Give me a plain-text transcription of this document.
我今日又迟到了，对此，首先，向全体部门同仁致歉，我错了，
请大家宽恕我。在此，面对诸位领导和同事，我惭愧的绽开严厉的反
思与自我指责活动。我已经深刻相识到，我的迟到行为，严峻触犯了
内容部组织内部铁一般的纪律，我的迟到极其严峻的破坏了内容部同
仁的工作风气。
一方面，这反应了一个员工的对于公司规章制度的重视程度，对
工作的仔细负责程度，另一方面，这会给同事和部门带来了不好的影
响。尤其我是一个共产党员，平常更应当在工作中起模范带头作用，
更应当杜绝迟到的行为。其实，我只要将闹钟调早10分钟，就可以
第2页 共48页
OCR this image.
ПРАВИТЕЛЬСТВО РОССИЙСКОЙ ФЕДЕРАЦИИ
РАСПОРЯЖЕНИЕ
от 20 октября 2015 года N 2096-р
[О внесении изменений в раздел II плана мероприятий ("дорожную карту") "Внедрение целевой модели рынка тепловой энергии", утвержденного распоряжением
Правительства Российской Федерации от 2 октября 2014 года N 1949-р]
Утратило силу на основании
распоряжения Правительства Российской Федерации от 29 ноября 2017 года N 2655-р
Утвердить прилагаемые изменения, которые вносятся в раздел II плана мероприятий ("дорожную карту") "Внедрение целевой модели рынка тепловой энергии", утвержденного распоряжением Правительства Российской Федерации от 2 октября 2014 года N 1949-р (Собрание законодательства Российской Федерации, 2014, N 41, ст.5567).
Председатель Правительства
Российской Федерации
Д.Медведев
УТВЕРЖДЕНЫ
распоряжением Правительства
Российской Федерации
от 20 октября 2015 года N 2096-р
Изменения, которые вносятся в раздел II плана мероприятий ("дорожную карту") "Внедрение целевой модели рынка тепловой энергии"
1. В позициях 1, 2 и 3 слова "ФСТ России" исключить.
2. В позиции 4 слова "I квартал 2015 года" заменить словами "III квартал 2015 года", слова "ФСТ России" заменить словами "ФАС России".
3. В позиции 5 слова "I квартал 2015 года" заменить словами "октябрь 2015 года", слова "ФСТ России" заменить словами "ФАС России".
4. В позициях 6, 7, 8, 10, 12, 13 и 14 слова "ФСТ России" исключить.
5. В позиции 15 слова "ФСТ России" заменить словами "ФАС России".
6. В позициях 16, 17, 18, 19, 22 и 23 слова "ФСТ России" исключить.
++++
* [REQUIRED TASK]: Please set down each line of the records exactly as given.

* [THE COMPLETED TASK]:
Give me a plain-text transcription of this document.
我今日又迟到了，对此，首先，向全体部门同仁致歉，我错了，
请大家宽恕我。在此，面对诸位领导和同事，我惭愧的绽开严厉的反
思与自我指责活动。我已经深刻相识到，我的迟到行为，严峻触犯了
内容部组织内部铁一般的纪律，我的迟到极其严峻的破坏了内容部同
仁的工作风气。
一方面，这反应了一个员工的对于公司规章制度的重视程度，对
工作的仔细负责程度，另一方面，这会给同事和部门带来了不好的影
响。尤其我是一个共产党员，平常更应当在工作中起模范带头作用，
更应当杜绝迟到的行为。其实，我只要将闹钟调早10分钟，就可以
第2页 共48页
OCR this image.
ПРАВИТЕЛЬСТВО РОССИЙСКОЙ ФЕДЕРАЦИИ
РАСПОРЯЖЕНИЕ
от 20 октября 2015 года N 2096-р
[О внесении изменений в раздел II плана мероприятий ("дорожную карту") "Внедрение целевой модели рынка тепловой энергии", утвержденного распоряжением
Правительства Российской Федерации от 2 октября 2014 года N 1949-р]
Утратило силу на основании
распоряжения Правительства Российской Федерации от 29 ноября 2017 года N 2655-р
Утвердить прилагаемые изменения, которые вносятся в раздел II плана мероприятий ("дорожную карту") "Внедрение целевой модели рынка тепловой энергии", утвержденного распоряжением Правительства Российской Федерации от 2 октября 2014 года N 1949-р (Собрание законодательства Российской Федерации, 2014, N 41, ст.5567).
Председатель Правительства
Российской Федерации
Д.Медведев
УТВЕРЖДЕНЫ
распоряжением Правительства
Российской Федерации
от 20 октября 2015 года N 2096-р
Изменения, которые вносятся в раздел II плана мероприятий ("дорожную карту") "Внедрение целевой модели рынка тепловой энергии"
1. В позициях 1, 2 и 3 слова "ФСТ России" исключить.
2. В позиции 4 слова "I квартал 2015 года" заменить словами "III квартал 2015 года", слова "ФСТ России" заменить словами "ФАС России".
3. В позиции 5 слова "I квартал 2015 года" заменить словами "октябрь 2015 года", слова "ФСТ России" заменить словами "ФАС России".
4. В позициях 6, 7, 8, 10, 12, 13 и 14 слова "ФСТ России" исключить.
5. В позиции 15 слова "ФСТ России" заменить словами "ФАС России".
6. В позициях 16, 17, 18, 19, 22 и 23 слова "ФСТ России" исключить.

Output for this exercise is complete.